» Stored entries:
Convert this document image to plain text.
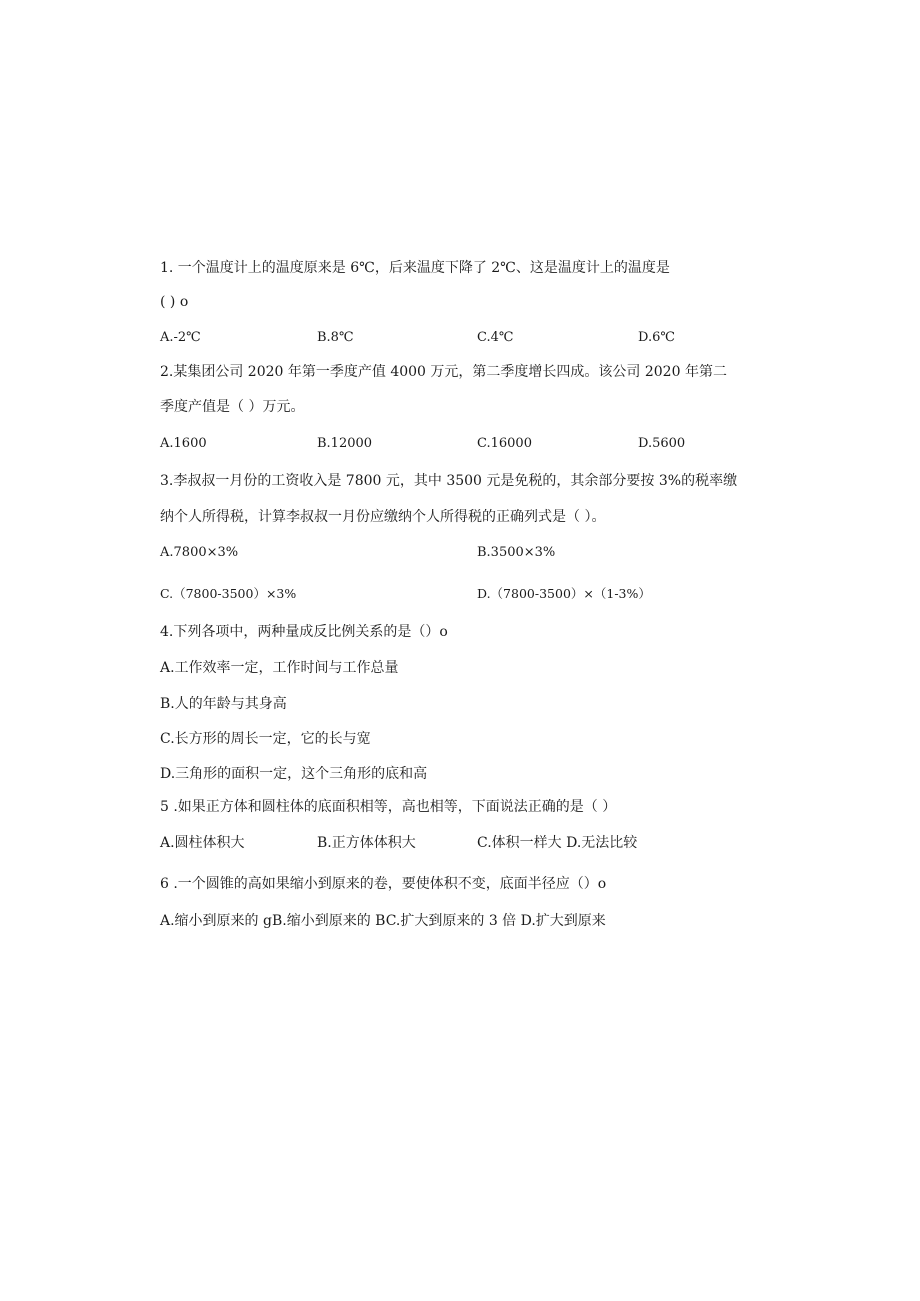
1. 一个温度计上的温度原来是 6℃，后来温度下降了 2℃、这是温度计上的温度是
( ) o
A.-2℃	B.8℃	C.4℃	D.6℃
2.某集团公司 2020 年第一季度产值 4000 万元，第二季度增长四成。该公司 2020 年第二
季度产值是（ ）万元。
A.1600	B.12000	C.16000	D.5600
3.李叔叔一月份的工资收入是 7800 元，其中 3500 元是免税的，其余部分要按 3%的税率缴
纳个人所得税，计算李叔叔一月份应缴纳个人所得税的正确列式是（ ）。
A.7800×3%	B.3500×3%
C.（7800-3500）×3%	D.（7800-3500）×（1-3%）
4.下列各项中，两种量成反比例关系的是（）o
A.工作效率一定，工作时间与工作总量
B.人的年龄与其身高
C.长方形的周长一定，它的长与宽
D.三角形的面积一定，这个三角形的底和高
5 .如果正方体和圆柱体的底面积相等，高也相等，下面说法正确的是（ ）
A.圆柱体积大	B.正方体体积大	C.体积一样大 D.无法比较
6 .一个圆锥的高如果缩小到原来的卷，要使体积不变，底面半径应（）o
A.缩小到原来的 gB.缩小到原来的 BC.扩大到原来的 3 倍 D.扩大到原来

==

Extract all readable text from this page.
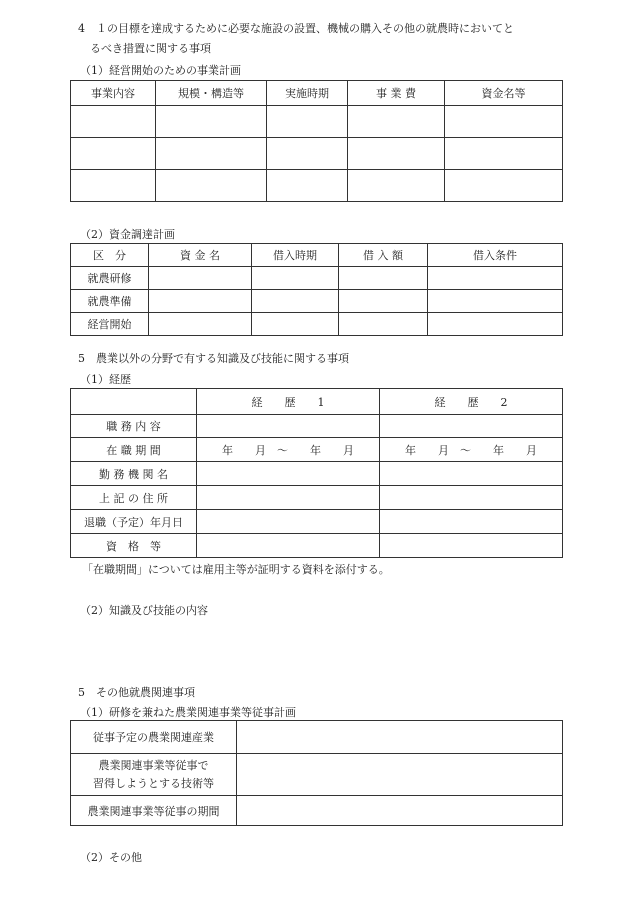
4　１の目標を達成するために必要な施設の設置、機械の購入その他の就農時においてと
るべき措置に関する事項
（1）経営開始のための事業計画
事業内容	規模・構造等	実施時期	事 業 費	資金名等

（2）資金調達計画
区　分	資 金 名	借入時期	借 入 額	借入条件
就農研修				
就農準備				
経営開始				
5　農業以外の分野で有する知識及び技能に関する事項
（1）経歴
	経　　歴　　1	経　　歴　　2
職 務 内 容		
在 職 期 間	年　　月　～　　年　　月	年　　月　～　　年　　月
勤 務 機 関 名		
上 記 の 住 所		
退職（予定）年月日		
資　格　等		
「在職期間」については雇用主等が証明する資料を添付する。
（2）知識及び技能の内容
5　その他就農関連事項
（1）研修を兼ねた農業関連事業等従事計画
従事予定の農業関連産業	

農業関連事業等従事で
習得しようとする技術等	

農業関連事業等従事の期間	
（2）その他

» YOUR TASK:
Show, from the material above, each line that includes the string "this".

» FULL OUTPUT:
Convert this document image to plain text.
Extract all readable text from this page.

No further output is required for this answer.